▸ What to produce
Each entry should be quoted word for word, including every mark of punctuation.

▸ Provided material
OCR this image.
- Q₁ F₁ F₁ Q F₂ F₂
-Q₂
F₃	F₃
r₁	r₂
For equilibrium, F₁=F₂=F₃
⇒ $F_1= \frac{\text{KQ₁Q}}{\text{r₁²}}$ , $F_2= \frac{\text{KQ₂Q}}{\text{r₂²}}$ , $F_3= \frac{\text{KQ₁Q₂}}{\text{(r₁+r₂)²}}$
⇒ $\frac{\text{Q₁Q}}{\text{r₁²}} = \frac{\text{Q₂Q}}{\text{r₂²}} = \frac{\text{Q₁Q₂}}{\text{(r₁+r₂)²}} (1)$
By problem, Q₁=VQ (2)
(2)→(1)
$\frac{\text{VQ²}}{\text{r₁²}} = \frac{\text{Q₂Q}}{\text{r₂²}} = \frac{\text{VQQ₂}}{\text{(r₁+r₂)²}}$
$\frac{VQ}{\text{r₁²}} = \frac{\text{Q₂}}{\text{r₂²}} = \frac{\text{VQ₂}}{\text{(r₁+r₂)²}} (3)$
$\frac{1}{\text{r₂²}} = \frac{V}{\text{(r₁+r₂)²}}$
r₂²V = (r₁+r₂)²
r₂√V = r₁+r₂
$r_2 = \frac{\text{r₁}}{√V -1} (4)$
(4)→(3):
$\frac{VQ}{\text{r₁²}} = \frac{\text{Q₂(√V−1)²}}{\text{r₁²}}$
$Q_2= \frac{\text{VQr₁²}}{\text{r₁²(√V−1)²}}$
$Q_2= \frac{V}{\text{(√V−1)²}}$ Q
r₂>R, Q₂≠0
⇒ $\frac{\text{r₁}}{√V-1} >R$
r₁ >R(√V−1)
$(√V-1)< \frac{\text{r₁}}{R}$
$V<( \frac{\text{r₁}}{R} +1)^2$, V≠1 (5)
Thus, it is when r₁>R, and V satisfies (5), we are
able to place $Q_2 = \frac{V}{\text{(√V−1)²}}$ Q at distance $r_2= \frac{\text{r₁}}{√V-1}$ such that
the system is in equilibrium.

▸ Reply
OCR this image.
- Q₁ F₁ F₁ Q F₂ F₂
-Q₂
F₃	F₃
r₁	r₂
For equilibrium, F₁=F₂=F₃
⇒ $F_1= \frac{\text{KQ₁Q}}{\text{r₁²}}$ , $F_2= \frac{\text{KQ₂Q}}{\text{r₂²}}$ , $F_3= \frac{\text{KQ₁Q₂}}{\text{(r₁+r₂)²}}$
⇒ $\frac{\text{Q₁Q}}{\text{r₁²}} = \frac{\text{Q₂Q}}{\text{r₂²}} = \frac{\text{Q₁Q₂}}{\text{(r₁+r₂)²}} (1)$
By problem, Q₁=VQ (2)
(2)→(1)
$\frac{\text{VQ²}}{\text{r₁²}} = \frac{\text{Q₂Q}}{\text{r₂²}} = \frac{\text{VQQ₂}}{\text{(r₁+r₂)²}}$
$\frac{VQ}{\text{r₁²}} = \frac{\text{Q₂}}{\text{r₂²}} = \frac{\text{VQ₂}}{\text{(r₁+r₂)²}} (3)$
$\frac{1}{\text{r₂²}} = \frac{V}{\text{(r₁+r₂)²}}$
r₂²V = (r₁+r₂)²
r₂√V = r₁+r₂
$r_2 = \frac{\text{r₁}}{√V -1} (4)$
(4)→(3):
$\frac{VQ}{\text{r₁²}} = \frac{\text{Q₂(√V−1)²}}{\text{r₁²}}$
$Q_2= \frac{\text{VQr₁²}}{\text{r₁²(√V−1)²}}$
$Q_2= \frac{V}{\text{(√V−1)²}}$ Q
r₂>R, Q₂≠0
⇒ $\frac{\text{r₁}}{√V-1} >R$
r₁ >R(√V−1)
$(√V-1)< \frac{\text{r₁}}{R}$
$V<( \frac{\text{r₁}}{R} +1)^2$, V≠1 (5)
Thus, it is when r₁>R, and V satisfies (5), we are
able to place $Q_2 = \frac{V}{\text{(√V−1)²}}$ Q at distance $r_2= \frac{\text{r₁}}{√V-1}$ such that
the system is in equilibrium.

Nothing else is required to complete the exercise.